REQUIRED WORK: Return, word for word, every line that follows.

════════════════════

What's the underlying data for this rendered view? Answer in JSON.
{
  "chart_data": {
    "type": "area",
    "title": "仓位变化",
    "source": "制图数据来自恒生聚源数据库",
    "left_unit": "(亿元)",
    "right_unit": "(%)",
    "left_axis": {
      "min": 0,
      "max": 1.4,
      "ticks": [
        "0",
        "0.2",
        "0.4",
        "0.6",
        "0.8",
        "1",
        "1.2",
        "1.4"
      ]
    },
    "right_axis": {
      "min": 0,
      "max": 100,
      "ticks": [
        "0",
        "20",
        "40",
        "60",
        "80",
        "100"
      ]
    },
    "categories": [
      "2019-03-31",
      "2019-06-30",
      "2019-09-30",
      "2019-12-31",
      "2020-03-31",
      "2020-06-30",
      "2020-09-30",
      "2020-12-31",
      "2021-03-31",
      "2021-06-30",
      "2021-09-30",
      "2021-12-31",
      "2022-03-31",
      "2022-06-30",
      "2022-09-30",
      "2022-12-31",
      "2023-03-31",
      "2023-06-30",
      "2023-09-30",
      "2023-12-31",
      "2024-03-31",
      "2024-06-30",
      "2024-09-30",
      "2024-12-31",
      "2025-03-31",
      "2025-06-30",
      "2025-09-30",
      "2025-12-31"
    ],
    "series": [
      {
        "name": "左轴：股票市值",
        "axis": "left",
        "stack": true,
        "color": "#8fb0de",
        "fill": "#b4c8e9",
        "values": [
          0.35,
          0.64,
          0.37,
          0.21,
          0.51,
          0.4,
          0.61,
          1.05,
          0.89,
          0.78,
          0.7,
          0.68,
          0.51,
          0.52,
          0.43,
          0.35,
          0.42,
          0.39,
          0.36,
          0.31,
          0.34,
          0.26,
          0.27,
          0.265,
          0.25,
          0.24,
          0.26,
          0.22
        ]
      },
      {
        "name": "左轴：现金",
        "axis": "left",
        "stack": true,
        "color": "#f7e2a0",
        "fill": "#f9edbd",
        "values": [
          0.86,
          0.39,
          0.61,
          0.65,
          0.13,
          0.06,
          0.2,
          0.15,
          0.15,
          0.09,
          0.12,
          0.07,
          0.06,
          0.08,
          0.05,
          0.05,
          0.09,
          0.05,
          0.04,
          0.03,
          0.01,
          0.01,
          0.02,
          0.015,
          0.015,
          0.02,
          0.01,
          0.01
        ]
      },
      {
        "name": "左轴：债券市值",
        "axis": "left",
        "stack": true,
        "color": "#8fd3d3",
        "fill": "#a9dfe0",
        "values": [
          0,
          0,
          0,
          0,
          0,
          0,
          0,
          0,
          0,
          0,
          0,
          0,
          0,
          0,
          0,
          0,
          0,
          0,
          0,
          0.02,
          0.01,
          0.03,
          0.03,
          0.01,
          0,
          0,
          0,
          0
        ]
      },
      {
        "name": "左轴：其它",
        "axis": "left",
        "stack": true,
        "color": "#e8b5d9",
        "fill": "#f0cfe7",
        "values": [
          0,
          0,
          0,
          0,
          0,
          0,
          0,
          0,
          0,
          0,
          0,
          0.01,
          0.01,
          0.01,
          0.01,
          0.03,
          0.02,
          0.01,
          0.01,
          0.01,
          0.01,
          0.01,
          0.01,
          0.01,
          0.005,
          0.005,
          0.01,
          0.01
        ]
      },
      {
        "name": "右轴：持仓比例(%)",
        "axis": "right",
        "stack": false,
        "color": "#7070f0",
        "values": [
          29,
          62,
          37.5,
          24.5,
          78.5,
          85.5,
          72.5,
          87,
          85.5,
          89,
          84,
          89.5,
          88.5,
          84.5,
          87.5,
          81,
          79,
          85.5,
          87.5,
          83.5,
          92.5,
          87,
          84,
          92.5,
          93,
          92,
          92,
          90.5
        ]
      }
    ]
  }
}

════════════════════

REPLY:
What's the underlying data for this rendered view? Answer in JSON.
{
  "chart_data": {
    "type": "area",
    "title": "仓位变化",
    "source": "制图数据来自恒生聚源数据库",
    "left_unit": "(亿元)",
    "right_unit": "(%)",
    "left_axis": {
      "min": 0,
      "max": 1.4,
      "ticks": [
        "0",
        "0.2",
        "0.4",
        "0.6",
        "0.8",
        "1",
        "1.2",
        "1.4"
      ]
    },
    "right_axis": {
      "min": 0,
      "max": 100,
      "ticks": [
        "0",
        "20",
        "40",
        "60",
        "80",
        "100"
      ]
    },
    "categories": [
      "2019-03-31",
      "2019-06-30",
      "2019-09-30",
      "2019-12-31",
      "2020-03-31",
      "2020-06-30",
      "2020-09-30",
      "2020-12-31",
      "2021-03-31",
      "2021-06-30",
      "2021-09-30",
      "2021-12-31",
      "2022-03-31",
      "2022-06-30",
      "2022-09-30",
      "2022-12-31",
      "2023-03-31",
      "2023-06-30",
      "2023-09-30",
      "2023-12-31",
      "2024-03-31",
      "2024-06-30",
      "2024-09-30",
      "2024-12-31",
      "2025-03-31",
      "2025-06-30",
      "2025-09-30",
      "2025-12-31"
    ],
    "series": [
      {
        "name": "左轴：股票市值",
        "axis": "left",
        "stack": true,
        "color": "#8fb0de",
        "fill": "#b4c8e9",
        "values": [
          0.35,
          0.64,
          0.37,
          0.21,
          0.51,
          0.4,
          0.61,
          1.05,
          0.89,
          0.78,
          0.7,
          0.68,
          0.51,
          0.52,
          0.43,
          0.35,
          0.42,
          0.39,
          0.36,
          0.31,
          0.34,
          0.26,
          0.27,
          0.265,
          0.25,
          0.24,
          0.26,
          0.22
        ]
      },
      {
        "name": "左轴：现金",
        "axis": "left",
        "stack": true,
        "color": "#f7e2a0",
        "fill": "#f9edbd",
        "values": [
          0.86,
          0.39,
          0.61,
          0.65,
          0.13,
          0.06,
          0.2,
          0.15,
          0.15,
          0.09,
          0.12,
          0.07,
          0.06,
          0.08,
          0.05,
          0.05,
          0.09,
          0.05,
          0.04,
          0.03,
          0.01,
          0.01,
          0.02,
          0.015,
          0.015,
          0.02,
          0.01,
          0.01
        ]
      },
      {
        "name": "左轴：债券市值",
        "axis": "left",
        "stack": true,
        "color": "#8fd3d3",
        "fill": "#a9dfe0",
        "values": [
          0,
          0,
          0,
          0,
          0,
          0,
          0,
          0,
          0,
          0,
          0,
          0,
          0,
          0,
          0,
          0,
          0,
          0,
          0,
          0.02,
          0.01,
          0.03,
          0.03,
          0.01,
          0,
          0,
          0,
          0
        ]
      },
      {
        "name": "左轴：其它",
        "axis": "left",
        "stack": true,
        "color": "#e8b5d9",
        "fill": "#f0cfe7",
        "values": [
          0,
          0,
          0,
          0,
          0,
          0,
          0,
          0,
          0,
          0,
          0,
          0.01,
          0.01,
          0.01,
          0.01,
          0.03,
          0.02,
          0.01,
          0.01,
          0.01,
          0.01,
          0.01,
          0.01,
          0.01,
          0.005,
          0.005,
          0.01,
          0.01
        ]
      },
      {
        "name": "右轴：持仓比例(%)",
        "axis": "right",
        "stack": false,
        "color": "#7070f0",
        "values": [
          29,
          62,
          37.5,
          24.5,
          78.5,
          85.5,
          72.5,
          87,
          85.5,
          89,
          84,
          89.5,
          88.5,
          84.5,
          87.5,
          81,
          79,
          85.5,
          87.5,
          83.5,
          92.5,
          87,
          84,
          92.5,
          93,
          92,
          92,
          90.5
        ]
      }
    ]
  }
}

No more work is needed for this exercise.